Objective
Return the material below in full and exactly.

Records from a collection
◇ ◇ ◇

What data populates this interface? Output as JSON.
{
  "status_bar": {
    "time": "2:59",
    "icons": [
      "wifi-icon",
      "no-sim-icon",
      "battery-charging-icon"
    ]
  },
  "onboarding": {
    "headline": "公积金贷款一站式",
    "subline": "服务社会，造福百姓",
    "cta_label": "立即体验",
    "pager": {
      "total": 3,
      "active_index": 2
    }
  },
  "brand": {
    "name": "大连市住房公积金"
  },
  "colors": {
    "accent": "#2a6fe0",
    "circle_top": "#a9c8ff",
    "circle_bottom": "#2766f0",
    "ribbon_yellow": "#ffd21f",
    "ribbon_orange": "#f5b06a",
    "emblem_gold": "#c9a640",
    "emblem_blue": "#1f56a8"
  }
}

◇ ◇ ◇

Worked solution
What data populates this interface? Output as JSON.
{
  "status_bar": {
    "time": "2:59",
    "icons": [
      "wifi-icon",
      "no-sim-icon",
      "battery-charging-icon"
    ]
  },
  "onboarding": {
    "headline": "公积金贷款一站式",
    "subline": "服务社会，造福百姓",
    "cta_label": "立即体验",
    "pager": {
      "total": 3,
      "active_index": 2
    }
  },
  "brand": {
    "name": "大连市住房公积金"
  },
  "colors": {
    "accent": "#2a6fe0",
    "circle_top": "#a9c8ff",
    "circle_bottom": "#2766f0",
    "ribbon_yellow": "#ffd21f",
    "ribbon_orange": "#f5b06a",
    "emblem_gold": "#c9a640",
    "emblem_blue": "#1f56a8"
  }
}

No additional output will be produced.